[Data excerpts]

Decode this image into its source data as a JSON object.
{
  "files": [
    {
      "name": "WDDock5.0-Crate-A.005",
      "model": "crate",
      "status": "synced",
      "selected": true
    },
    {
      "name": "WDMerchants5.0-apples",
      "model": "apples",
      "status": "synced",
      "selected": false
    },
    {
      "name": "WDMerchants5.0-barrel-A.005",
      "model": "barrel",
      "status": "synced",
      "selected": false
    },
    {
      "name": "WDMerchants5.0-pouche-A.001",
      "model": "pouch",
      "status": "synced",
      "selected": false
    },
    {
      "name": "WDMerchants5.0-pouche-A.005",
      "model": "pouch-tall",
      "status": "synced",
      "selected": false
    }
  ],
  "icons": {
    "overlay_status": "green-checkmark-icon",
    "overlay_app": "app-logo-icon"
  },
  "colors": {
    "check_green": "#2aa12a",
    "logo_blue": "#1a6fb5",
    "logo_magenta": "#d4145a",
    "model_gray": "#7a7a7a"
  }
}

- _TASK PROMPT_: Restate every line of the data word for word.

- _THE ANSWER_:
Decode this image into its source data as a JSON object.
{
  "files": [
    {
      "name": "WDDock5.0-Crate-A.005",
      "model": "crate",
      "status": "synced",
      "selected": true
    },
    {
      "name": "WDMerchants5.0-apples",
      "model": "apples",
      "status": "synced",
      "selected": false
    },
    {
      "name": "WDMerchants5.0-barrel-A.005",
      "model": "barrel",
      "status": "synced",
      "selected": false
    },
    {
      "name": "WDMerchants5.0-pouche-A.001",
      "model": "pouch",
      "status": "synced",
      "selected": false
    },
    {
      "name": "WDMerchants5.0-pouche-A.005",
      "model": "pouch-tall",
      "status": "synced",
      "selected": false
    }
  ],
  "icons": {
    "overlay_status": "green-checkmark-icon",
    "overlay_app": "app-logo-icon"
  },
  "colors": {
    "check_green": "#2aa12a",
    "logo_blue": "#1a6fb5",
    "logo_magenta": "#d4145a",
    "model_gray": "#7a7a7a"
  }
}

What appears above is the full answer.